Tell how many lines include the string "Keiffer". Answer with a single number.

--- Begin ---

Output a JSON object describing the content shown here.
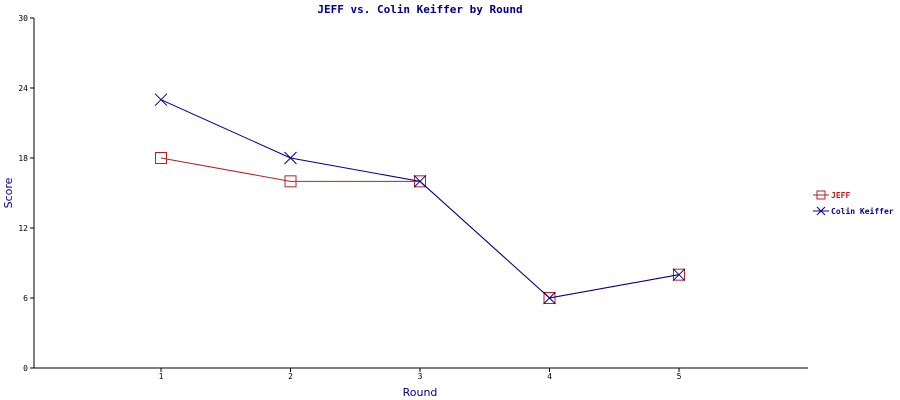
{
  "chart_data": {
    "type": "line",
    "title": "JEFF vs. Colin Keiffer by Round",
    "xlabel": "Round",
    "ylabel": "Score",
    "x": [
      1,
      2,
      3,
      4,
      5
    ],
    "ylim": [
      0,
      30
    ],
    "yticks": [
      0,
      6,
      12,
      18,
      24,
      30
    ],
    "grid": false,
    "legend_position": "right",
    "series": [
      {
        "name": "JEFF",
        "values": [
          18,
          16,
          16,
          6,
          8
        ],
        "color": "#b22222",
        "marker": "square"
      },
      {
        "name": "Colin Keiffer",
        "values": [
          23,
          18,
          16,
          6,
          8
        ],
        "color": "#00008b",
        "marker": "x"
      }
    ]
  }
}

--- End ---

◆ Exercise answer
2